*Exercise materials*
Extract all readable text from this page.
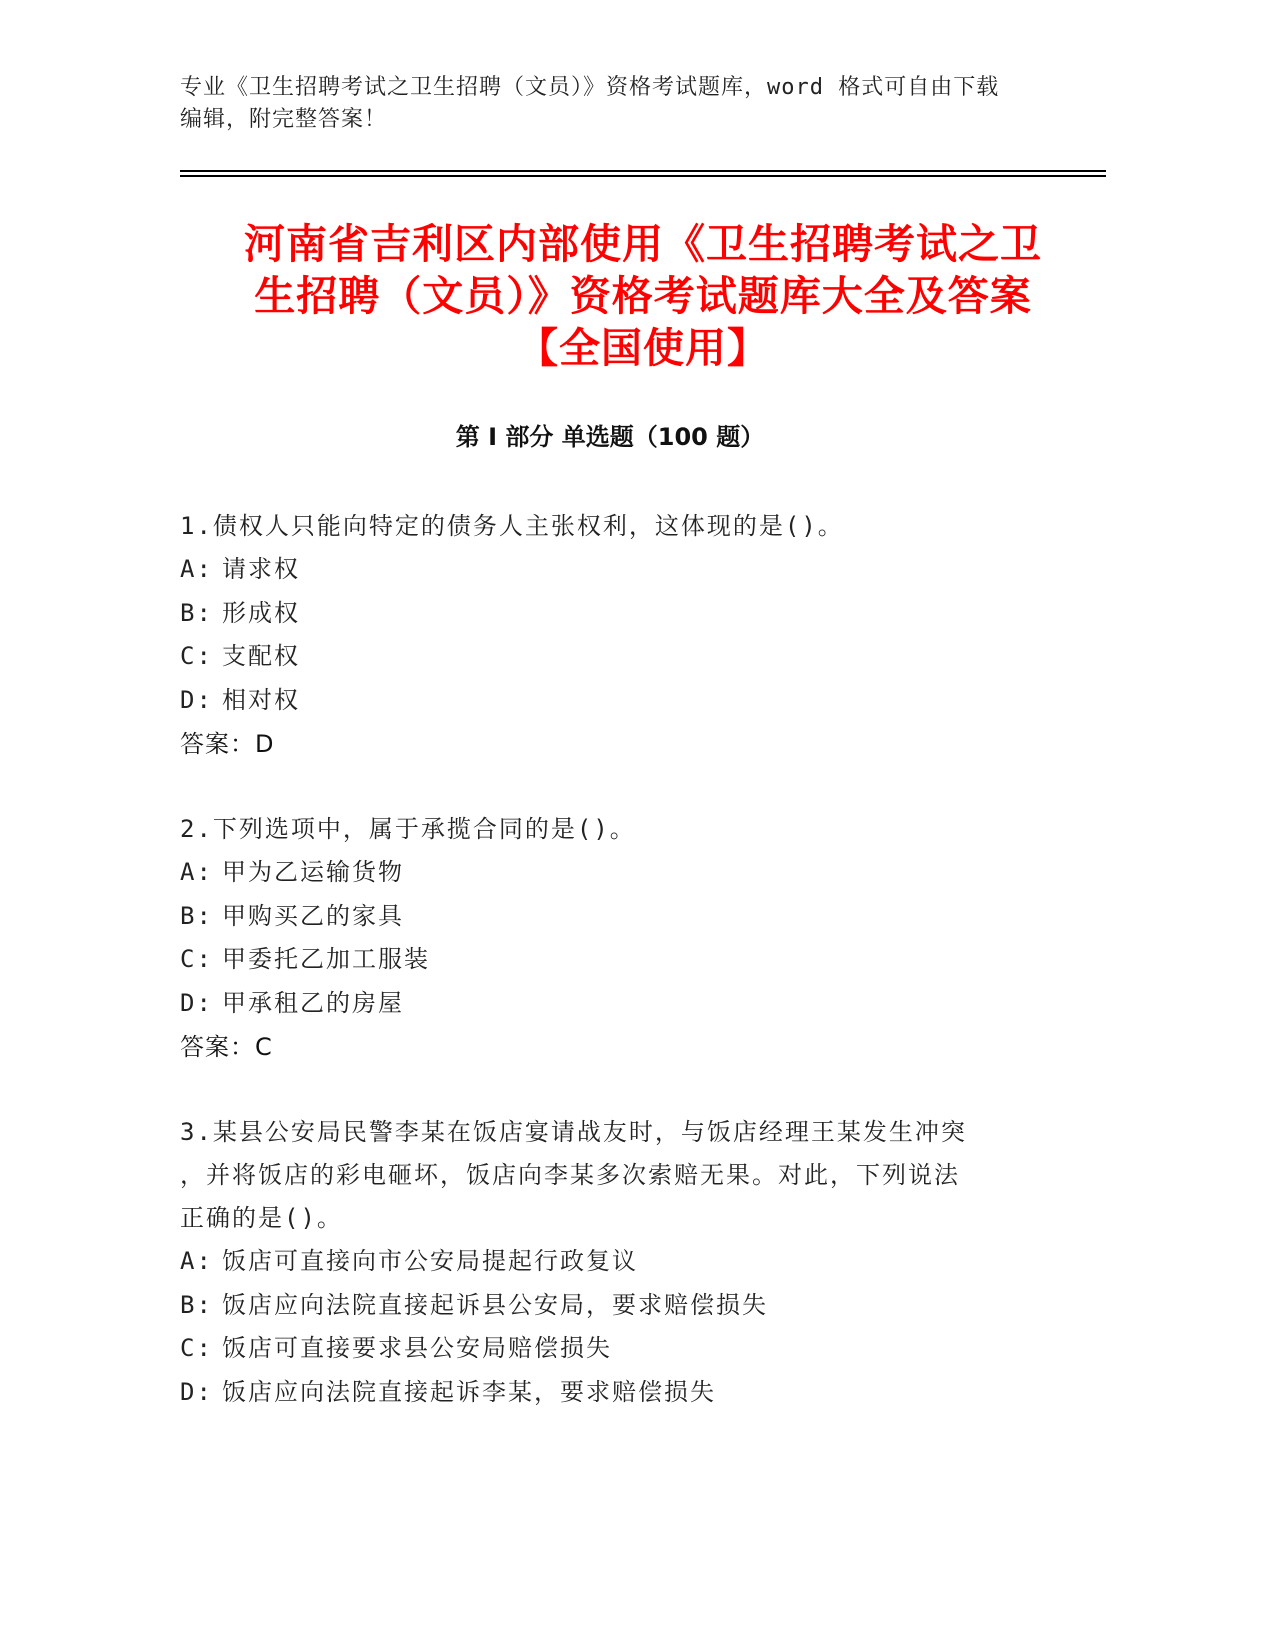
专业《卫生招聘考试之卫生招聘（文员）》资格考试题库，word 格式可自由下载
编辑，附完整答案！
河南省吉利区内部使用《卫生招聘考试之卫
生招聘（文员）》资格考试题库大全及答案
【全国使用】
第 I 部分 单选题（100 题）

1.债权人只能向特定的债务人主张权利，这体现的是()。

A: 请求权

B: 形成权

C: 支配权

D: 相对权

答案：D

2.下列选项中，属于承揽合同的是()。

A: 甲为乙运输货物

B: 甲购买乙的家具

C: 甲委托乙加工服装

D: 甲承租乙的房屋

答案：C

3.某县公安局民警李某在饭店宴请战友时，与饭店经理王某发生冲突

，并将饭店的彩电砸坏，饭店向李某多次索赔无果。对此，下列说法

正确的是()。

A: 饭店可直接向市公安局提起行政复议

B: 饭店应向法院直接起诉县公安局，要求赔偿损失

C: 饭店可直接要求县公安局赔偿损失

D: 饭店应向法院直接起诉李某，要求赔偿损失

*Exercise requirements*
Where a line of the data holds "要求赔偿损失", show that line.

*Output below*
B: 饭店应向法院直接起诉县公安局，要求赔偿损失
D: 饭店应向法院直接起诉李某，要求赔偿损失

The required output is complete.